WHAT YOU NEED TO DO: Can you return, unchanged, the lines from the one that contains "Extract all readable text from this page." to the last line, with the pictures left out?

━━━ RECORDS FOR THIS TASK

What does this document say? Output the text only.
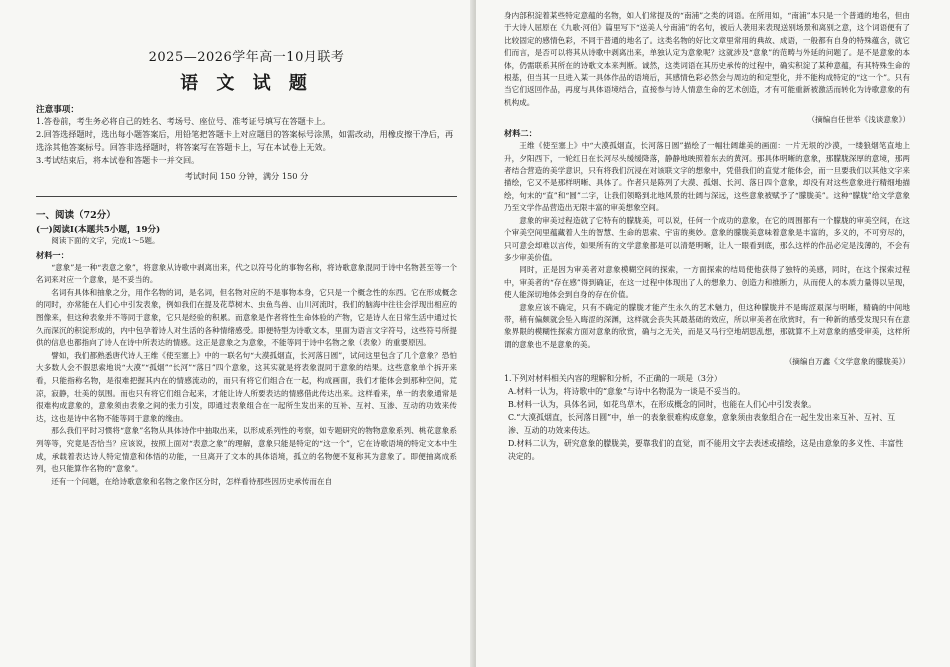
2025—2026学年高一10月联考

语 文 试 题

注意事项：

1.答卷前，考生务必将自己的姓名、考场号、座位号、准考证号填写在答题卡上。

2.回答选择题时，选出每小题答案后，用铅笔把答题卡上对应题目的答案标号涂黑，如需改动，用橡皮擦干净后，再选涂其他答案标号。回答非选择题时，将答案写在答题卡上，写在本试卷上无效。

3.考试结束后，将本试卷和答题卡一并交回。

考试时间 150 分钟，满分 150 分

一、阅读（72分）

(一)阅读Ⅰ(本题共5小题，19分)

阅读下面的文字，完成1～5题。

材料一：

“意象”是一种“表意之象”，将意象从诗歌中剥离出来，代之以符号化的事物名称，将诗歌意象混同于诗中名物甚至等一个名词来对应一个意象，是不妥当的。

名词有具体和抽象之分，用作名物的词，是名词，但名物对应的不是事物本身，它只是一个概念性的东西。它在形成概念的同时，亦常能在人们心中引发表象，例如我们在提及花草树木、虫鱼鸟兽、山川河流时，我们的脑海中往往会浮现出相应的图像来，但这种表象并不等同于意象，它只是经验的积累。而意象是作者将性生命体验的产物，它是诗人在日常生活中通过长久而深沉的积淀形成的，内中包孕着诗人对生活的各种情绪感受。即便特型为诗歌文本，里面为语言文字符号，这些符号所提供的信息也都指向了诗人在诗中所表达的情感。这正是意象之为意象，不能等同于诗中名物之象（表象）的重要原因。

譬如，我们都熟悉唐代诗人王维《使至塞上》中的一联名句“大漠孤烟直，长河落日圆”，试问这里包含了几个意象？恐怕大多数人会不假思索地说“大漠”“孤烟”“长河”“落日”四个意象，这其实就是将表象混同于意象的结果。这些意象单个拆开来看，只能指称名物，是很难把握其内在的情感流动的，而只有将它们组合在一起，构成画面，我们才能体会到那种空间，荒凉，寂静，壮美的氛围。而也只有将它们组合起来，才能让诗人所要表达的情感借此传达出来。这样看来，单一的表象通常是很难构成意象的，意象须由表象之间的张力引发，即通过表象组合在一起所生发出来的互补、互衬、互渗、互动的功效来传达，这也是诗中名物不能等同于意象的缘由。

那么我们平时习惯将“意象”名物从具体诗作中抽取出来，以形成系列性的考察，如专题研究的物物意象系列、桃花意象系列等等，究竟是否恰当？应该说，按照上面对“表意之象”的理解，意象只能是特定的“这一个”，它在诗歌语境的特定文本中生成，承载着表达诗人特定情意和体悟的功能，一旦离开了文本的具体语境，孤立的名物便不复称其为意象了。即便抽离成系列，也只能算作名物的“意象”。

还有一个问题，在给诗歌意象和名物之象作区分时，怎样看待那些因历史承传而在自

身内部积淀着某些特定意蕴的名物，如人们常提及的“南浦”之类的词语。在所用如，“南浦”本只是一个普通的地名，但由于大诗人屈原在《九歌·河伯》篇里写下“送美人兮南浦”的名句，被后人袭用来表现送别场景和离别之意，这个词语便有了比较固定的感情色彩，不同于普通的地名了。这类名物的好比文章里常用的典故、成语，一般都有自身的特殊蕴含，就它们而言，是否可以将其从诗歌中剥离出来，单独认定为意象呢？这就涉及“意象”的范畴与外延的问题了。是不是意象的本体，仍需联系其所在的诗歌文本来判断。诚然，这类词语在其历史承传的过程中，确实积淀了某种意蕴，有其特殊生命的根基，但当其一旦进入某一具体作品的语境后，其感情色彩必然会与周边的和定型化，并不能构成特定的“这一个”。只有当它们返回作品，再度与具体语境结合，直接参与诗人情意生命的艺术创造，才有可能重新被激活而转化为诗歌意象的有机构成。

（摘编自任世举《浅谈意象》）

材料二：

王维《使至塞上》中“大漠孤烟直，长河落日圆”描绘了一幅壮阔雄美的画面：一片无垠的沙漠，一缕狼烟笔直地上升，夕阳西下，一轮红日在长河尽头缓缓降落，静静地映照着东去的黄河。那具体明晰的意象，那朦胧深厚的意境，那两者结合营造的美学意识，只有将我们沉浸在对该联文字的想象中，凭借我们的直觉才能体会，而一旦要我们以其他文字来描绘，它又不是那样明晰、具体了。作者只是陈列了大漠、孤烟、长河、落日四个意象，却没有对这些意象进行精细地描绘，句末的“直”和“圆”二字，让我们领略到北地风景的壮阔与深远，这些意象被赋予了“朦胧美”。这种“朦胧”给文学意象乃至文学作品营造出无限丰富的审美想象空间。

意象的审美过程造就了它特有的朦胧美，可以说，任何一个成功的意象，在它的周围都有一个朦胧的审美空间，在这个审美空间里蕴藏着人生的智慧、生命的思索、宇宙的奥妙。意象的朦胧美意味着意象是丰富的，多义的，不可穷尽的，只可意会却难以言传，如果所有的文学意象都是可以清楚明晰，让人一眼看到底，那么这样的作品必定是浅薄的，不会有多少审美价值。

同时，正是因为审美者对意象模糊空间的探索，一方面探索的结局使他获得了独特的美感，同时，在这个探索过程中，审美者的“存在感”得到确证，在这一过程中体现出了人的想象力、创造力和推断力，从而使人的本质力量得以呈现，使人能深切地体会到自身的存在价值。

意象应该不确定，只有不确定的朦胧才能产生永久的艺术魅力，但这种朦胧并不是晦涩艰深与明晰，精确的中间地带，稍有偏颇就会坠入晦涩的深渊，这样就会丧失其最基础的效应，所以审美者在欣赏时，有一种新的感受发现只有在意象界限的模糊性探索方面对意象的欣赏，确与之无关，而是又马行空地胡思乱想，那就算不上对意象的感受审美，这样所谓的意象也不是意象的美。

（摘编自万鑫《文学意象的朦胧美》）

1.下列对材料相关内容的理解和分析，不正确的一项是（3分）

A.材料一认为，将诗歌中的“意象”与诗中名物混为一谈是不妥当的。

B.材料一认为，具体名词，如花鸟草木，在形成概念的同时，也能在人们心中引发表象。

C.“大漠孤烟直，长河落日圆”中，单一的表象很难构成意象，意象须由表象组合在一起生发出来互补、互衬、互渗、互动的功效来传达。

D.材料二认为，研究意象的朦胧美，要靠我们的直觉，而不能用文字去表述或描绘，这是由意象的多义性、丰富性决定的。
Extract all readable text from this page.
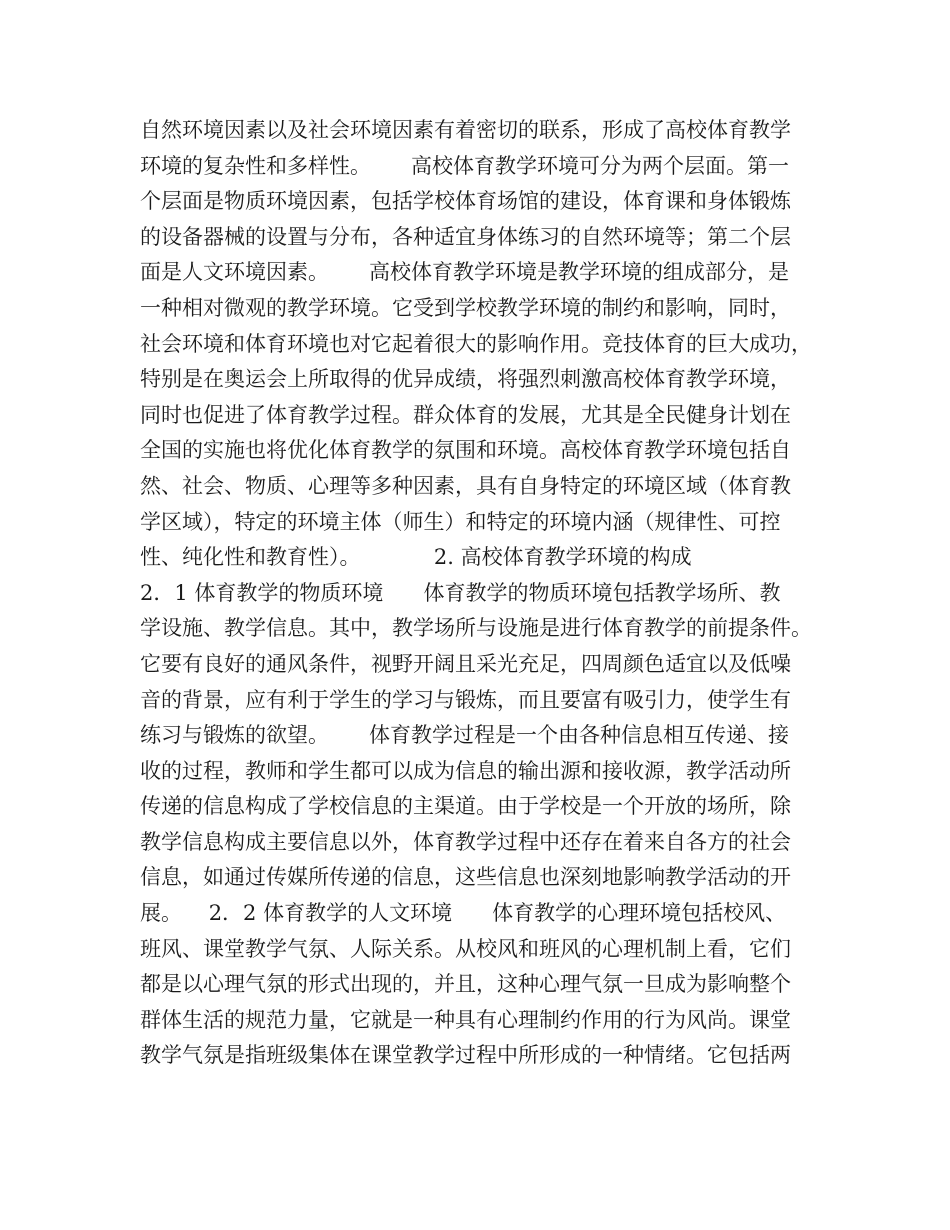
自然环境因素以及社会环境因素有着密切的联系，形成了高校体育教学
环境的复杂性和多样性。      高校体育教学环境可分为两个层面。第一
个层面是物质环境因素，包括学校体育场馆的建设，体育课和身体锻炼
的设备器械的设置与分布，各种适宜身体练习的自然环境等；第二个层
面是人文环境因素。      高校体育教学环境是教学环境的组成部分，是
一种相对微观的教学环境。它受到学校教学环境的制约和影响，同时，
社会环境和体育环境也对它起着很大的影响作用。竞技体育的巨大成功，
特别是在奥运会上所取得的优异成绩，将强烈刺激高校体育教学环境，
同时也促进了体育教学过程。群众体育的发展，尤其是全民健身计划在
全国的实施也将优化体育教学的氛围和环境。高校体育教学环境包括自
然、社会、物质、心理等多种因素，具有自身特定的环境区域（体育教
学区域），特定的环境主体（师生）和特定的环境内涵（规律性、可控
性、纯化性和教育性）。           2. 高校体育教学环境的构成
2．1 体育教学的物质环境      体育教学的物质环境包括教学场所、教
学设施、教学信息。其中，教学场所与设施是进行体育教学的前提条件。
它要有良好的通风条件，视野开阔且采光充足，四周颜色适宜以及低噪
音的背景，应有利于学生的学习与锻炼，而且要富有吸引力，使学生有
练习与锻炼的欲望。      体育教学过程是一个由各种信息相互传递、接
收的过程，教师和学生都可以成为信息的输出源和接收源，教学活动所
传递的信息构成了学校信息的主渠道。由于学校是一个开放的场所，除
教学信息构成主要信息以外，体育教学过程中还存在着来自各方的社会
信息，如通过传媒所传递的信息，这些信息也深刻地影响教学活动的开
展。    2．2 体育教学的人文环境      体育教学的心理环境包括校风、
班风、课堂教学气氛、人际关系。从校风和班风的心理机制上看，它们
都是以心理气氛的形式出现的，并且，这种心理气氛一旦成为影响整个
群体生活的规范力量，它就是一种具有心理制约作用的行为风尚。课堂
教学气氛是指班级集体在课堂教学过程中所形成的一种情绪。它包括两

━━━━━━

WORKED ANSWER:
Extract all readable text from this page.
自然环境因素以及社会环境因素有着密切的联系，形成了高校体育教学
环境的复杂性和多样性。      高校体育教学环境可分为两个层面。第一
个层面是物质环境因素，包括学校体育场馆的建设，体育课和身体锻炼
的设备器械的设置与分布，各种适宜身体练习的自然环境等；第二个层
面是人文环境因素。      高校体育教学环境是教学环境的组成部分，是
一种相对微观的教学环境。它受到学校教学环境的制约和影响，同时，
社会环境和体育环境也对它起着很大的影响作用。竞技体育的巨大成功，
特别是在奥运会上所取得的优异成绩，将强烈刺激高校体育教学环境，
同时也促进了体育教学过程。群众体育的发展，尤其是全民健身计划在
全国的实施也将优化体育教学的氛围和环境。高校体育教学环境包括自
然、社会、物质、心理等多种因素，具有自身特定的环境区域（体育教
学区域），特定的环境主体（师生）和特定的环境内涵（规律性、可控
性、纯化性和教育性）。           2. 高校体育教学环境的构成
2．1 体育教学的物质环境      体育教学的物质环境包括教学场所、教
学设施、教学信息。其中，教学场所与设施是进行体育教学的前提条件。
它要有良好的通风条件，视野开阔且采光充足，四周颜色适宜以及低噪
音的背景，应有利于学生的学习与锻炼，而且要富有吸引力，使学生有
练习与锻炼的欲望。      体育教学过程是一个由各种信息相互传递、接
收的过程，教师和学生都可以成为信息的输出源和接收源，教学活动所
传递的信息构成了学校信息的主渠道。由于学校是一个开放的场所，除
教学信息构成主要信息以外，体育教学过程中还存在着来自各方的社会
信息，如通过传媒所传递的信息，这些信息也深刻地影响教学活动的开
展。    2．2 体育教学的人文环境      体育教学的心理环境包括校风、
班风、课堂教学气氛、人际关系。从校风和班风的心理机制上看，它们
都是以心理气氛的形式出现的，并且，这种心理气氛一旦成为影响整个
群体生活的规范力量，它就是一种具有心理制约作用的行为风尚。课堂
教学气氛是指班级集体在课堂教学过程中所形成的一种情绪。它包括两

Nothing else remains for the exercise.